Data entries
****************
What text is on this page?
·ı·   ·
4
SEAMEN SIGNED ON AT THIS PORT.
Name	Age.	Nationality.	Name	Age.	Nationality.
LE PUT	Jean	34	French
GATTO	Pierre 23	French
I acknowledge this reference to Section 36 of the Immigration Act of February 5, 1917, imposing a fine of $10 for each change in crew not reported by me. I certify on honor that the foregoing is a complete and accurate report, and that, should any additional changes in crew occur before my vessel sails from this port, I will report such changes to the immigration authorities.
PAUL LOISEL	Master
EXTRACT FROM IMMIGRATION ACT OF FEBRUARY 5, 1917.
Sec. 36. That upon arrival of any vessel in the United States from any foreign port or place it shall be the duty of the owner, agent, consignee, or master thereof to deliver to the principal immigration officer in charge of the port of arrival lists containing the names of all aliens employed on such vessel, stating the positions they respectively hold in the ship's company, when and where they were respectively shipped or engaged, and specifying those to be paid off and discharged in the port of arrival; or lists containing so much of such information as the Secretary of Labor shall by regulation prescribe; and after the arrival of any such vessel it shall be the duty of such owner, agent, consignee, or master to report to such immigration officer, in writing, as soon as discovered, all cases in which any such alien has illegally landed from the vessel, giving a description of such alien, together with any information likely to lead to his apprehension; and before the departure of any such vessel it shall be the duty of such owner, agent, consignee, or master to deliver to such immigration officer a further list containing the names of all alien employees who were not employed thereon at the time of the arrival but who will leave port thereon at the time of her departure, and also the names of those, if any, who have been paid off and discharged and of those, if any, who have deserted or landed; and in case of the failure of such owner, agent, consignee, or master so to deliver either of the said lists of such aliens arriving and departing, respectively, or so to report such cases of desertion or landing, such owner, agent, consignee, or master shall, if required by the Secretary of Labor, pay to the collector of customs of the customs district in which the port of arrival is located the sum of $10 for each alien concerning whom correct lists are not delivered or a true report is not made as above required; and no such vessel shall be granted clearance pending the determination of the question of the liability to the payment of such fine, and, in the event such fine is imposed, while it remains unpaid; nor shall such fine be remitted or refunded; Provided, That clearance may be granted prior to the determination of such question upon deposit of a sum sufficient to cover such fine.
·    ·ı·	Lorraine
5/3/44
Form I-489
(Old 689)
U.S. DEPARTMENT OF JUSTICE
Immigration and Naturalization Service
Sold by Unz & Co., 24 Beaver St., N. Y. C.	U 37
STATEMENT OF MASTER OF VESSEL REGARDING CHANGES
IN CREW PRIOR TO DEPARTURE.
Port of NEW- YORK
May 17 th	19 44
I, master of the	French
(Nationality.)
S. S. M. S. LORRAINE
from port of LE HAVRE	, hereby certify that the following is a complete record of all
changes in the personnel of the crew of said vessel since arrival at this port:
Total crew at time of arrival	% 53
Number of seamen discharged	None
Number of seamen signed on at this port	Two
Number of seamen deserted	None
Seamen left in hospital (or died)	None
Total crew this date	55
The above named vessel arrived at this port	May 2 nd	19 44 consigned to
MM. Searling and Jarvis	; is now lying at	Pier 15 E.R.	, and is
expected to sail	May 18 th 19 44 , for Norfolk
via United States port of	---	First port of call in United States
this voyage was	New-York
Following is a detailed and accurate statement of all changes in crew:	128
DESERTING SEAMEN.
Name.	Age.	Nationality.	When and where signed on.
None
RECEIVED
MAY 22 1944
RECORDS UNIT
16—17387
****************
■ **TASK GOAL**
Type the whole listing again, unaltered.

■ **IN RESPONSE**
What text is on this page?
·ı·   ·
4
SEAMEN SIGNED ON AT THIS PORT.
Name	Age.	Nationality.	Name	Age.	Nationality.
LE PUT	Jean	34	French
GATTO	Pierre 23	French
I acknowledge this reference to Section 36 of the Immigration Act of February 5, 1917, imposing a fine of $10 for each change in crew not reported by me. I certify on honor that the foregoing is a complete and accurate report, and that, should any additional changes in crew occur before my vessel sails from this port, I will report such changes to the immigration authorities.
PAUL LOISEL	Master
EXTRACT FROM IMMIGRATION ACT OF FEBRUARY 5, 1917.
Sec. 36. That upon arrival of any vessel in the United States from any foreign port or place it shall be the duty of the owner, agent, consignee, or master thereof to deliver to the principal immigration officer in charge of the port of arrival lists containing the names of all aliens employed on such vessel, stating the positions they respectively hold in the ship's company, when and where they were respectively shipped or engaged, and specifying those to be paid off and discharged in the port of arrival; or lists containing so much of such information as the Secretary of Labor shall by regulation prescribe; and after the arrival of any such vessel it shall be the duty of such owner, agent, consignee, or master to report to such immigration officer, in writing, as soon as discovered, all cases in which any such alien has illegally landed from the vessel, giving a description of such alien, together with any information likely to lead to his apprehension; and before the departure of any such vessel it shall be the duty of such owner, agent, consignee, or master to deliver to such immigration officer a further list containing the names of all alien employees who were not employed thereon at the time of the arrival but who will leave port thereon at the time of her departure, and also the names of those, if any, who have been paid off and discharged and of those, if any, who have deserted or landed; and in case of the failure of such owner, agent, consignee, or master so to deliver either of the said lists of such aliens arriving and departing, respectively, or so to report such cases of desertion or landing, such owner, agent, consignee, or master shall, if required by the Secretary of Labor, pay to the collector of customs of the customs district in which the port of arrival is located the sum of $10 for each alien concerning whom correct lists are not delivered or a true report is not made as above required; and no such vessel shall be granted clearance pending the determination of the question of the liability to the payment of such fine, and, in the event such fine is imposed, while it remains unpaid; nor shall such fine be remitted or refunded; Provided, That clearance may be granted prior to the determination of such question upon deposit of a sum sufficient to cover such fine.
·    ·ı·	Lorraine
5/3/44
Form I-489
(Old 689)
U.S. DEPARTMENT OF JUSTICE
Immigration and Naturalization Service
Sold by Unz & Co., 24 Beaver St., N. Y. C.	U 37
STATEMENT OF MASTER OF VESSEL REGARDING CHANGES
IN CREW PRIOR TO DEPARTURE.
Port of NEW- YORK
May 17 th	19 44
I, master of the	French
(Nationality.)
S. S. M. S. LORRAINE
from port of LE HAVRE	, hereby certify that the following is a complete record of all
changes in the personnel of the crew of said vessel since arrival at this port:
Total crew at time of arrival	% 53
Number of seamen discharged	None
Number of seamen signed on at this port	Two
Number of seamen deserted	None
Seamen left in hospital (or died)	None
Total crew this date	55
The above named vessel arrived at this port	May 2 nd	19 44 consigned to
MM. Searling and Jarvis	; is now lying at	Pier 15 E.R.	, and is
expected to sail	May 18 th 19 44 , for Norfolk
via United States port of	---	First port of call in United States
this voyage was	New-York
Following is a detailed and accurate statement of all changes in crew:	128
DESERTING SEAMEN.
Name.	Age.	Nationality.	When and where signed on.
None
RECEIVED
MAY 22 1944
RECORDS UNIT
16—17387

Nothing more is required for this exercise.